• [Directive]: Read the material below. Count the lines containing "potted" and give that count alone.

(Stored entries)
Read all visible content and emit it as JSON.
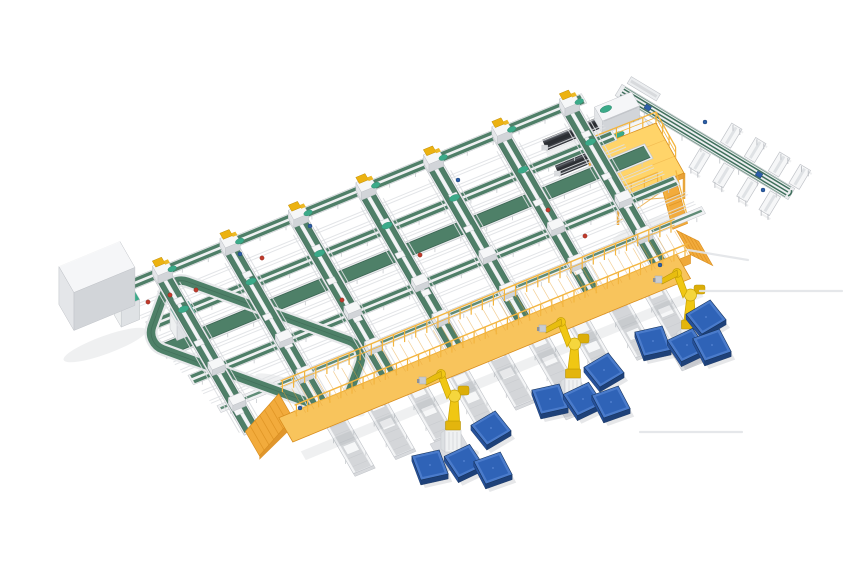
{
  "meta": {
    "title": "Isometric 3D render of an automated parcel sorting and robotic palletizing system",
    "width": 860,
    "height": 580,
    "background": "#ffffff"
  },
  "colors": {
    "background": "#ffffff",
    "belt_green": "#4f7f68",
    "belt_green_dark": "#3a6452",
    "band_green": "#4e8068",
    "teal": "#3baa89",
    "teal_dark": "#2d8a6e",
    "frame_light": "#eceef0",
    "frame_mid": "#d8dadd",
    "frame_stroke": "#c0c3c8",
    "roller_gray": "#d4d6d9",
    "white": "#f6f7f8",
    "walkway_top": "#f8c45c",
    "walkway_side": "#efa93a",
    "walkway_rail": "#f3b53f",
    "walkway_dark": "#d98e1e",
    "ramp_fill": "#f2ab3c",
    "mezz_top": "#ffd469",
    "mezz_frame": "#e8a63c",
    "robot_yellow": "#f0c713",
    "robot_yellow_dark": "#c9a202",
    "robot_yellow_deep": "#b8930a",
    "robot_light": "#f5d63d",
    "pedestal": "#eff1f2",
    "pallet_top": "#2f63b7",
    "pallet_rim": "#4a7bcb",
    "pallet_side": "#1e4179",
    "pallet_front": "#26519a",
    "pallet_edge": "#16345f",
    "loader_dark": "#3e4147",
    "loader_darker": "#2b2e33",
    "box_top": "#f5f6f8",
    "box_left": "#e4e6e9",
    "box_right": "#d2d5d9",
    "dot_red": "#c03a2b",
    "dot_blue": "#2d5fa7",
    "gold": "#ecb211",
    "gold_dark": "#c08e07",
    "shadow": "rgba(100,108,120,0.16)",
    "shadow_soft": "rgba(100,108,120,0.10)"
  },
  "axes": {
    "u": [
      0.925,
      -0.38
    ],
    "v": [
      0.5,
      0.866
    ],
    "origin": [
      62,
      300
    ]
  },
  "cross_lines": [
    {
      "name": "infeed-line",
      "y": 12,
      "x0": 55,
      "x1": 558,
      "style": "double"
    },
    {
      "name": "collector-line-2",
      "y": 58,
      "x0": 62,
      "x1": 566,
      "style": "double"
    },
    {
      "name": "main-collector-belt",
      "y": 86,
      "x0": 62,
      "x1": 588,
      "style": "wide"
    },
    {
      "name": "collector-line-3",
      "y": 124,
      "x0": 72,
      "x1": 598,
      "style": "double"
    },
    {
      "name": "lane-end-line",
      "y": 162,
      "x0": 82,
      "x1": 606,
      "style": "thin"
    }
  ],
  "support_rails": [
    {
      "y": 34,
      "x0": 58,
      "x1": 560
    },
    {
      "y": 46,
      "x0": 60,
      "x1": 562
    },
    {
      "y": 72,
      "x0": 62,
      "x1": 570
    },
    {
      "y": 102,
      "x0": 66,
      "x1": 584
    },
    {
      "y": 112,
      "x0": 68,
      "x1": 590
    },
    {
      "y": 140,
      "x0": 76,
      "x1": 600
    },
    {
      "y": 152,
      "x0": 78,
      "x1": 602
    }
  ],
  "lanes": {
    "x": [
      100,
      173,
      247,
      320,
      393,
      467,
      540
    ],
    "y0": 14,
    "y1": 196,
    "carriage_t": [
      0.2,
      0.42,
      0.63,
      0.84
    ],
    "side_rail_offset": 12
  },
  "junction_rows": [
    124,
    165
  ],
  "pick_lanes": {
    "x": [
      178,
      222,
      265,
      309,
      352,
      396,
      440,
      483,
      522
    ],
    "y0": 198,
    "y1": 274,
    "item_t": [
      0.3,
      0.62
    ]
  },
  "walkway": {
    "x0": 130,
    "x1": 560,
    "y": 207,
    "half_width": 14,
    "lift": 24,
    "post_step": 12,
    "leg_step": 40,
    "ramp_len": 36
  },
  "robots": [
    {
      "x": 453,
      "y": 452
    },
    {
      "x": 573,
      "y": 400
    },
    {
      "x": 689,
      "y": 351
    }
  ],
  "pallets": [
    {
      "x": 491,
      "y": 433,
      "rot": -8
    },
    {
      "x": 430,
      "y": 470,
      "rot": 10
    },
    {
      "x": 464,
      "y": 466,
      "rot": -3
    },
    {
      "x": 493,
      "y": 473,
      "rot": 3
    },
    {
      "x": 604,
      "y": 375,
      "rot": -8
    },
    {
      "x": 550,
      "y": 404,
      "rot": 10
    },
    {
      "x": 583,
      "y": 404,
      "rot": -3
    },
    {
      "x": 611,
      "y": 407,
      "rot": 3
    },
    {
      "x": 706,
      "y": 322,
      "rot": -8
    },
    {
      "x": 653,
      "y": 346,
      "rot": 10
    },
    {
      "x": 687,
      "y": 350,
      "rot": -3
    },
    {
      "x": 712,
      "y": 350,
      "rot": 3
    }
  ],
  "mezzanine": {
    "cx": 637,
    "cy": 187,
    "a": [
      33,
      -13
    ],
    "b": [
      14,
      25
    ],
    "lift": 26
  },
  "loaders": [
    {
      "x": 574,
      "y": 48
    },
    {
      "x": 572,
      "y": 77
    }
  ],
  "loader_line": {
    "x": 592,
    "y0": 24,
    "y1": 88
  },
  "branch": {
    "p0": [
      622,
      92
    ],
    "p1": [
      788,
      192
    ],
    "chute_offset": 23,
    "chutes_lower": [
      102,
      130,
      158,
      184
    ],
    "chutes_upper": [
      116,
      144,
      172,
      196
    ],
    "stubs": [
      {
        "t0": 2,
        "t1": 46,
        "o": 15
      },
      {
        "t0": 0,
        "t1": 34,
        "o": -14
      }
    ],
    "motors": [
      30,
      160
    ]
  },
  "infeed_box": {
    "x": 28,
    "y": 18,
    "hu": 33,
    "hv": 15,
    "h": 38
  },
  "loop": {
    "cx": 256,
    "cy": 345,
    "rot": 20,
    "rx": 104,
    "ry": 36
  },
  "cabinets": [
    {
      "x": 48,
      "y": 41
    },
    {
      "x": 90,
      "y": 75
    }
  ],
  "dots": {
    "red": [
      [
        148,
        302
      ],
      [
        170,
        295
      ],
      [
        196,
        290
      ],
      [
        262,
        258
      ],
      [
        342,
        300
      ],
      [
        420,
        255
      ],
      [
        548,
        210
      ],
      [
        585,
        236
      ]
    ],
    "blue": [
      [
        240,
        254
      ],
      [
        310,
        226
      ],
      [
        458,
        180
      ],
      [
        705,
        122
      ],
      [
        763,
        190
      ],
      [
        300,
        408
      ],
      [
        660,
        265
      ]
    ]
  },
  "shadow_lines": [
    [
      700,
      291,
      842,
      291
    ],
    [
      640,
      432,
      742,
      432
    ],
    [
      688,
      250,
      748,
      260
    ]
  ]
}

---

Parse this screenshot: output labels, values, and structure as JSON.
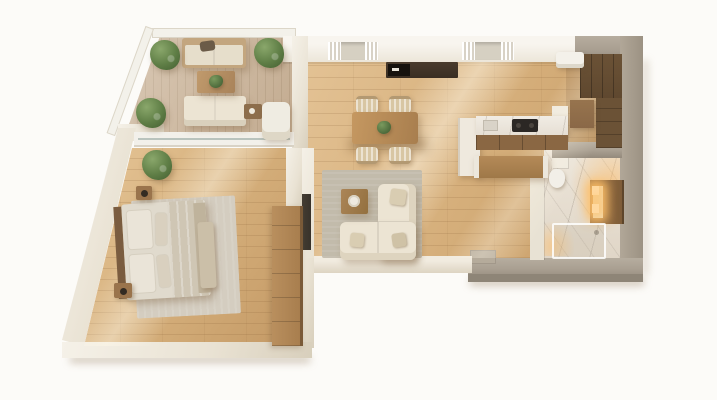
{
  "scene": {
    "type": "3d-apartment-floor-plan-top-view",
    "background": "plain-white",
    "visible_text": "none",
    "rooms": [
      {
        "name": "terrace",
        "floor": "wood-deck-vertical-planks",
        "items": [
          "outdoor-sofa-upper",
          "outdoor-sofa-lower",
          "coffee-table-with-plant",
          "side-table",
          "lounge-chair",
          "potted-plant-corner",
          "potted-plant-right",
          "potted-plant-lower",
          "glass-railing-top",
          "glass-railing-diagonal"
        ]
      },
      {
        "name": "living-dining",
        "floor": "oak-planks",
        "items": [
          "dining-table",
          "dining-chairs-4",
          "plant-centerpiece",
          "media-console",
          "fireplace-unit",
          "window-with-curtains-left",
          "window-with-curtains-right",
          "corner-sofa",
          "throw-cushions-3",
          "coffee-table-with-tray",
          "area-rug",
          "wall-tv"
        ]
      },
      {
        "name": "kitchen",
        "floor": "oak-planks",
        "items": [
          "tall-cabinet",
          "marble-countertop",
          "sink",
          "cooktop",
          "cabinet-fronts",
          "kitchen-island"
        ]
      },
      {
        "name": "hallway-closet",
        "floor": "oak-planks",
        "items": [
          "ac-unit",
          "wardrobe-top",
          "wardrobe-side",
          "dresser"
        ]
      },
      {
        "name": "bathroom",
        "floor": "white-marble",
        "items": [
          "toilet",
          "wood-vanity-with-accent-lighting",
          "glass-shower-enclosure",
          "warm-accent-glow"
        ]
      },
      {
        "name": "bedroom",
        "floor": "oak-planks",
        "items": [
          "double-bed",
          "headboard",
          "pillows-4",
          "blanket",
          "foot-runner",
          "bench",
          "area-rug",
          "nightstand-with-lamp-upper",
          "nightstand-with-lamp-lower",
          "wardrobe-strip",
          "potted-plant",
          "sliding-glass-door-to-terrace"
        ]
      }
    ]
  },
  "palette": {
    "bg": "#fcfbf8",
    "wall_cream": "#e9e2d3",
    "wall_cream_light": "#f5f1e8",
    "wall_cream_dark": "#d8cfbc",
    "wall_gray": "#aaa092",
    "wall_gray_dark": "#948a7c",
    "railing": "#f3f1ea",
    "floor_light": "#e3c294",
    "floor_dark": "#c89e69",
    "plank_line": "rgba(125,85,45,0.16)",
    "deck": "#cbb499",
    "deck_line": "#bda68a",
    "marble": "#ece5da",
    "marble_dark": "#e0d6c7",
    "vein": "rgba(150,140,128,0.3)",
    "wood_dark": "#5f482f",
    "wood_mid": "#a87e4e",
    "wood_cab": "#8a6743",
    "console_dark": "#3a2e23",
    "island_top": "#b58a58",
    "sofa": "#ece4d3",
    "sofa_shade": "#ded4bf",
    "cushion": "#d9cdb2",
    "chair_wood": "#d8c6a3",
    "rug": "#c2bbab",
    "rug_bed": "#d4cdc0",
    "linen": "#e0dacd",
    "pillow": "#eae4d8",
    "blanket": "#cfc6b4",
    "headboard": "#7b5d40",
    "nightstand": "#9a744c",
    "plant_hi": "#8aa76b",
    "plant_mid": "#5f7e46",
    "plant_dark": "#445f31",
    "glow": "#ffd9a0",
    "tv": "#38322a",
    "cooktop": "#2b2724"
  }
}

• [Answer below]: 4